**** Data shown ****

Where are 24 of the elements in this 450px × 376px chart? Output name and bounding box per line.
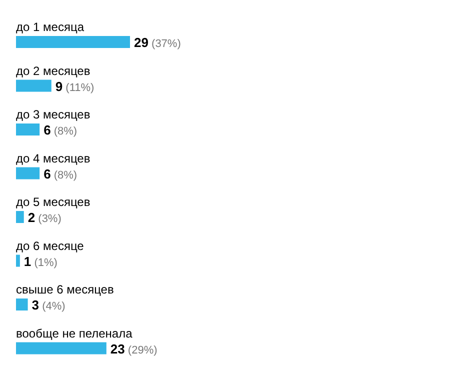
data-label: 1 (1%) xyxy=(24,254,58,269)
y-tick-label: до 3 месяцев xyxy=(16,108,90,122)
y-tick-label: до 6 месяце xyxy=(16,238,84,253)
data-label: 6 (8%) xyxy=(44,122,78,138)
data-label: 9 (11%) xyxy=(55,78,94,94)
bar xyxy=(16,254,20,267)
bar xyxy=(16,298,28,310)
y-tick-label: свыше 6 месяцев xyxy=(16,282,114,296)
y-tick-label: до 4 месяцев xyxy=(16,151,90,166)
bar xyxy=(16,342,106,354)
data-label: 29 (37%) xyxy=(134,35,181,50)
y-tick-label: до 2 месяцев xyxy=(16,64,90,78)
bar xyxy=(16,80,52,92)
data-label: 23 (29%) xyxy=(110,341,158,356)
y-tick-label: до 5 месяцев xyxy=(16,195,90,209)
data-label: 2 (3%) xyxy=(28,210,62,225)
bar xyxy=(16,167,40,180)
bar xyxy=(16,211,24,223)
y-tick-label: вообще не пеленала xyxy=(16,326,133,340)
bar xyxy=(16,36,130,48)
data-label: 6 (8%) xyxy=(44,166,78,182)
data-label: 3 (4%) xyxy=(32,298,66,312)
bar xyxy=(16,124,40,136)
y-tick-label: до 1 месяца xyxy=(16,20,84,34)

****

Reproduce all the entries above with "data-label" swapped for "value-label" each time it appears, keeping everything else the same. Omit the pictures from your answer.

Where are 24 of the elements in this 450px × 376px chart? Output name and bounding box per line.
value-label: 1 (1%) xyxy=(24,254,58,269)
y-tick-label: до 3 месяцев xyxy=(16,108,90,122)
y-tick-label: до 6 месяце xyxy=(16,238,84,253)
value-label: 6 (8%) xyxy=(44,122,78,138)
value-label: 9 (11%) xyxy=(55,78,94,94)
bar xyxy=(16,254,20,267)
bar xyxy=(16,298,28,310)
y-tick-label: свыше 6 месяцев xyxy=(16,282,114,296)
y-tick-label: до 4 месяцев xyxy=(16,151,90,166)
bar xyxy=(16,342,106,354)
value-label: 29 (37%) xyxy=(134,35,181,50)
y-tick-label: до 2 месяцев xyxy=(16,64,90,78)
bar xyxy=(16,80,52,92)
value-label: 23 (29%) xyxy=(110,341,158,356)
y-tick-label: до 5 месяцев xyxy=(16,195,90,209)
value-label: 2 (3%) xyxy=(28,210,62,225)
bar xyxy=(16,167,40,180)
bar xyxy=(16,211,24,223)
y-tick-label: вообще не пеленала xyxy=(16,326,133,340)
bar xyxy=(16,36,130,48)
value-label: 6 (8%) xyxy=(44,166,78,182)
value-label: 3 (4%) xyxy=(32,298,66,312)
bar xyxy=(16,124,40,136)
y-tick-label: до 1 месяца xyxy=(16,20,84,34)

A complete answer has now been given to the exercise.